Return all the data, word for word.

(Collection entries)
BEGIN

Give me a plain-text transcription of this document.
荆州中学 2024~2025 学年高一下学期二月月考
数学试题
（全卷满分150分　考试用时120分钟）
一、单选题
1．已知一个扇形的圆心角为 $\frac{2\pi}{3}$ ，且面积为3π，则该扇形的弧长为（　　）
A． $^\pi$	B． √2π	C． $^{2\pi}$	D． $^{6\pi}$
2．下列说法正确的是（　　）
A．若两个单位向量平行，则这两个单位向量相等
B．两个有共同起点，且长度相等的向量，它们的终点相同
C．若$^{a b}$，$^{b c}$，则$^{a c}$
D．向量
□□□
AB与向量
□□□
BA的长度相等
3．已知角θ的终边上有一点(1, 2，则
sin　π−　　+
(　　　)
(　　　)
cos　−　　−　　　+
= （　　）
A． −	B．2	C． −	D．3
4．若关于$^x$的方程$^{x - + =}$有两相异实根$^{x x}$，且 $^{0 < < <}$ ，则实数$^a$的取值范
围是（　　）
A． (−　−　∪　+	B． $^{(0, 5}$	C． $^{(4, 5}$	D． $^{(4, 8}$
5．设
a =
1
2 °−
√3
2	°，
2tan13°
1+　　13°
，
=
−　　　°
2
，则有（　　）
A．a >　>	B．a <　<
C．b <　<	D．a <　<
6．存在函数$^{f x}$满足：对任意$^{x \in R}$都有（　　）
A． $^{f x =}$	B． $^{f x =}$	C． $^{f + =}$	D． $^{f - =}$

END

**Solution to this exercise**
Give me a plain-text transcription of this document.
荆州中学 2024~2025 学年高一下学期二月月考
数学试题
（全卷满分150分　考试用时120分钟）
一、单选题
1．已知一个扇形的圆心角为 $\frac{2\pi}{3}$ ，且面积为3π，则该扇形的弧长为（　　）
A． $^\pi$	B． √2π	C． $^{2\pi}$	D． $^{6\pi}$
2．下列说法正确的是（　　）
A．若两个单位向量平行，则这两个单位向量相等
B．两个有共同起点，且长度相等的向量，它们的终点相同
C．若$^{a b}$，$^{b c}$，则$^{a c}$
D．向量
□□□
AB与向量
□□□
BA的长度相等
3．已知角θ的终边上有一点(1, 2，则
sin　π−　　+
(　　　)
(　　　)
cos　−　　−　　　+
= （　　）
A． −	B．2	C． −	D．3
4．若关于$^x$的方程$^{x - + =}$有两相异实根$^{x x}$，且 $^{0 < < <}$ ，则实数$^a$的取值范
围是（　　）
A． (−　−　∪　+	B． $^{(0, 5}$	C． $^{(4, 5}$	D． $^{(4, 8}$
5．设
a =
1
2 °−
√3
2	°，
2tan13°
1+　　13°
，
=
−　　　°
2
，则有（　　）
A．a >　>	B．a <　<
C．b <　<	D．a <　<
6．存在函数$^{f x}$满足：对任意$^{x \in R}$都有（　　）
A． $^{f x =}$	B． $^{f x =}$	C． $^{f + =}$	D． $^{f - =}$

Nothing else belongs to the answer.